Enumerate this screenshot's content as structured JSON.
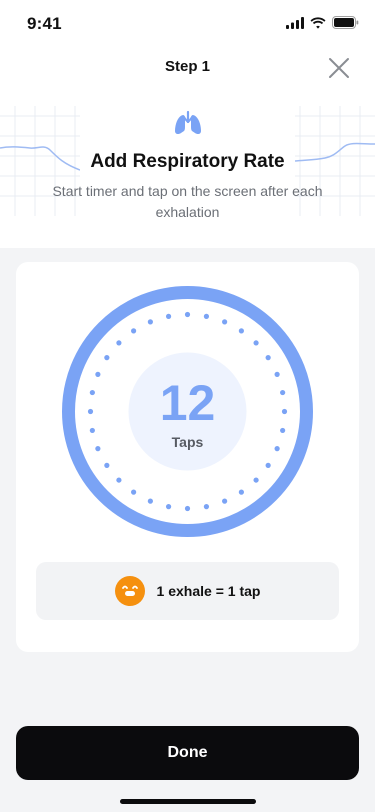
{
  "status_bar": {
    "time": "9:41"
  },
  "header": {
    "step_title": "Step 1",
    "title": "Add Respiratory Rate",
    "subtitle": "Start timer and tap on the screen after each exhalation"
  },
  "timer": {
    "count": "12",
    "label": "Taps"
  },
  "hint": {
    "text": "1 exhale = 1 tap"
  },
  "done_button": {
    "label": "Done"
  },
  "colors": {
    "accent_blue": "#7aa3f5",
    "hint_icon_orange": "#f5900f",
    "button_dark": "#0b0b0d"
  },
  "icons": [
    "signal-icon",
    "wifi-icon",
    "battery-icon",
    "close-icon",
    "lungs-icon",
    "exhale-face-icon"
  ]
}
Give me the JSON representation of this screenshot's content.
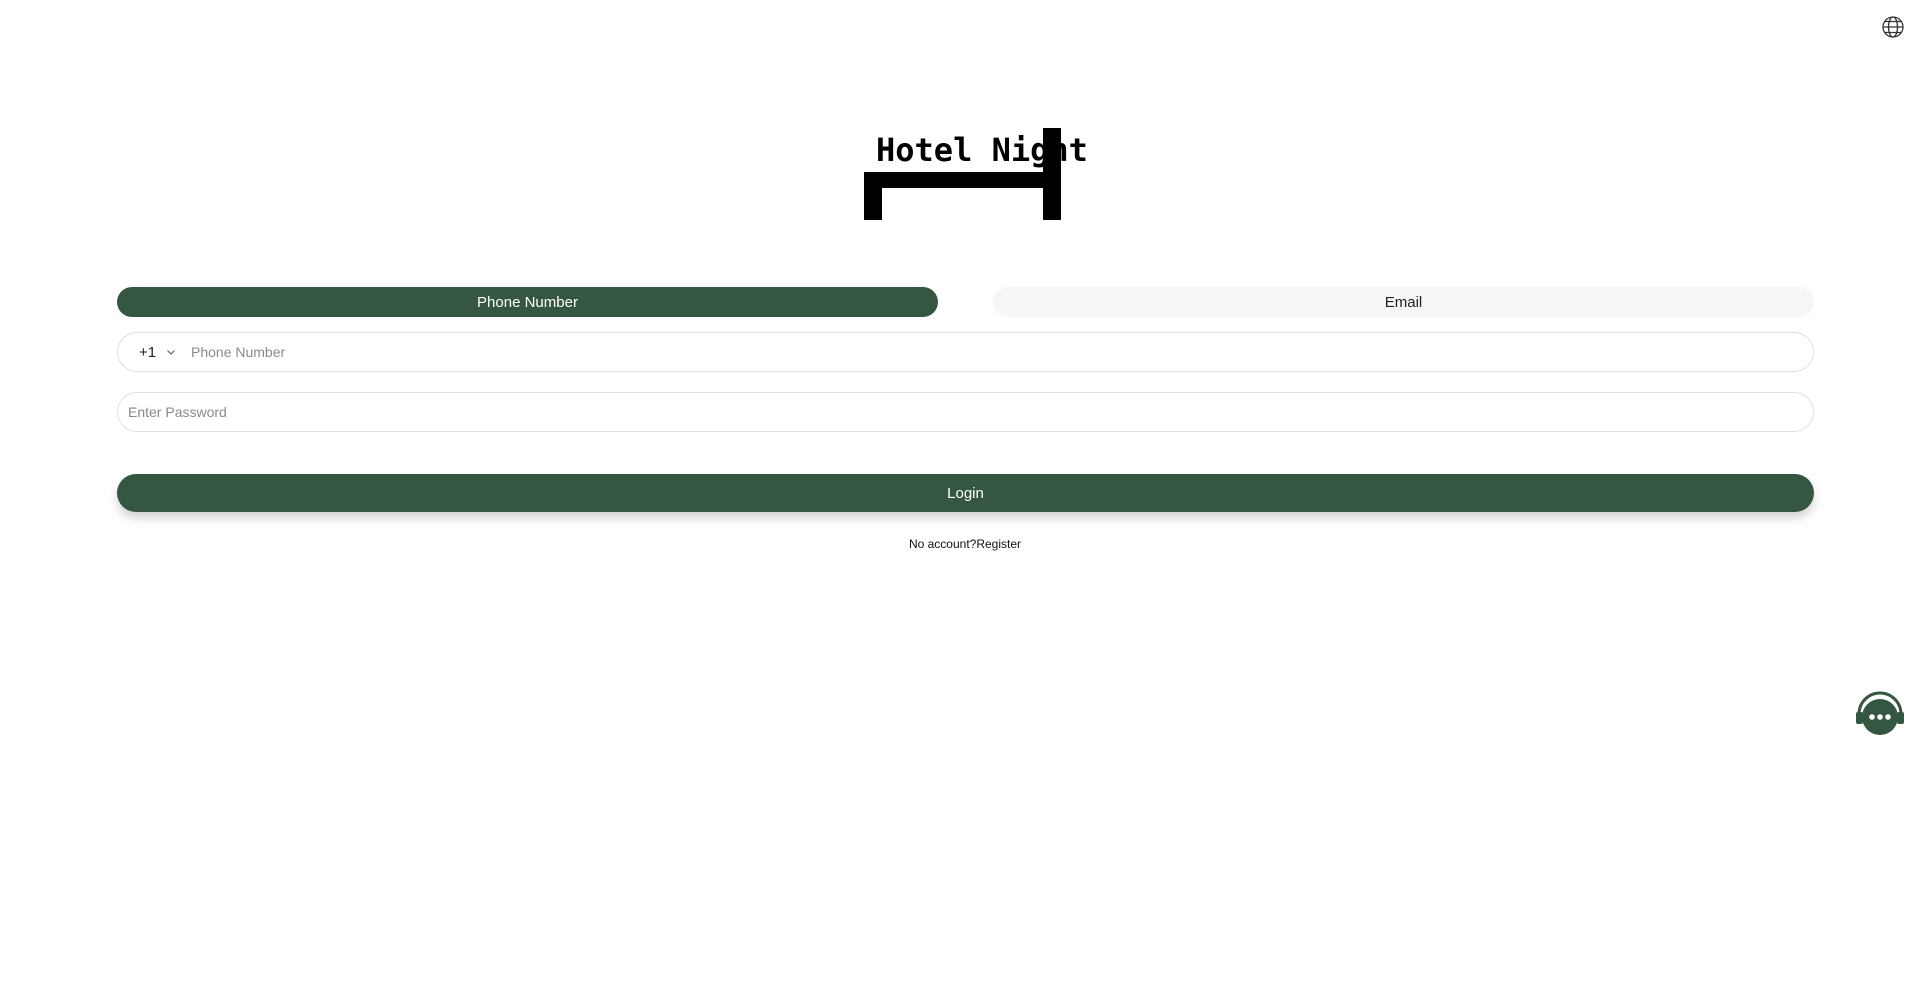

- **Exercise goal**
Copy every line of the data exactly as written, excluding the pictures.

- **Task result**
Enumerate this screenshot's content as structured JSON.
{
  "status_bar": {
    "time": "9:41"
  },
  "header": {
    "step_title": "Step 1",
    "title": "Add Respiratory Rate",
    "subtitle": "Start timer and tap on the screen after each exhalation"
  },
  "timer": {
    "count": "12",
    "label": "Taps"
  },
  "hint": {
    "text": "1 exhale = 1 tap"
  },
  "done_button": {
    "label": "Done"
  },
  "colors": {
    "accent_blue": "#7aa3f5",
    "hint_icon_orange": "#f5900f",
    "button_dark": "#0b0b0d"
  },
  "icons": [
    "signal-icon",
    "wifi-icon",
    "battery-icon",
    "close-icon",
    "lungs-icon",
    "exhale-face-icon"
  ]
}
Give me the JSON representation of this screenshot's content.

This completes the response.